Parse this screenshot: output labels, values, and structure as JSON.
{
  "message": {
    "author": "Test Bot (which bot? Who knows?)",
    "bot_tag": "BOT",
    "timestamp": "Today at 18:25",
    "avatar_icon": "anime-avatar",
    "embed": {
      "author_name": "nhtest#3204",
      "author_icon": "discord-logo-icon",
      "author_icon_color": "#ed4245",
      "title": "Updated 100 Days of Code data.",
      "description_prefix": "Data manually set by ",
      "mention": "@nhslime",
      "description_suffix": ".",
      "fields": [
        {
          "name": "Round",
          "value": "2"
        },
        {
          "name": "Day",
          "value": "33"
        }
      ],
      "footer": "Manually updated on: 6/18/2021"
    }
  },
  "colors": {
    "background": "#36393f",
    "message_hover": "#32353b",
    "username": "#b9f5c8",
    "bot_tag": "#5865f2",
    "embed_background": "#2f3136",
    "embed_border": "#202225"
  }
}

◇ ◇ ◇ ◇ ◇

## PROBLEM STATEMENT
Write out the whole listing again, exactly as it stands.

## TASK OUTPUT
Parse this screenshot: output labels, values, and structure as JSON.
{
  "message": {
    "author": "Test Bot (which bot? Who knows?)",
    "bot_tag": "BOT",
    "timestamp": "Today at 18:25",
    "avatar_icon": "anime-avatar",
    "embed": {
      "author_name": "nhtest#3204",
      "author_icon": "discord-logo-icon",
      "author_icon_color": "#ed4245",
      "title": "Updated 100 Days of Code data.",
      "description_prefix": "Data manually set by ",
      "mention": "@nhslime",
      "description_suffix": ".",
      "fields": [
        {
          "name": "Round",
          "value": "2"
        },
        {
          "name": "Day",
          "value": "33"
        }
      ],
      "footer": "Manually updated on: 6/18/2021"
    }
  },
  "colors": {
    "background": "#36393f",
    "message_hover": "#32353b",
    "username": "#b9f5c8",
    "bot_tag": "#5865f2",
    "embed_background": "#2f3136",
    "embed_border": "#202225"
  }
}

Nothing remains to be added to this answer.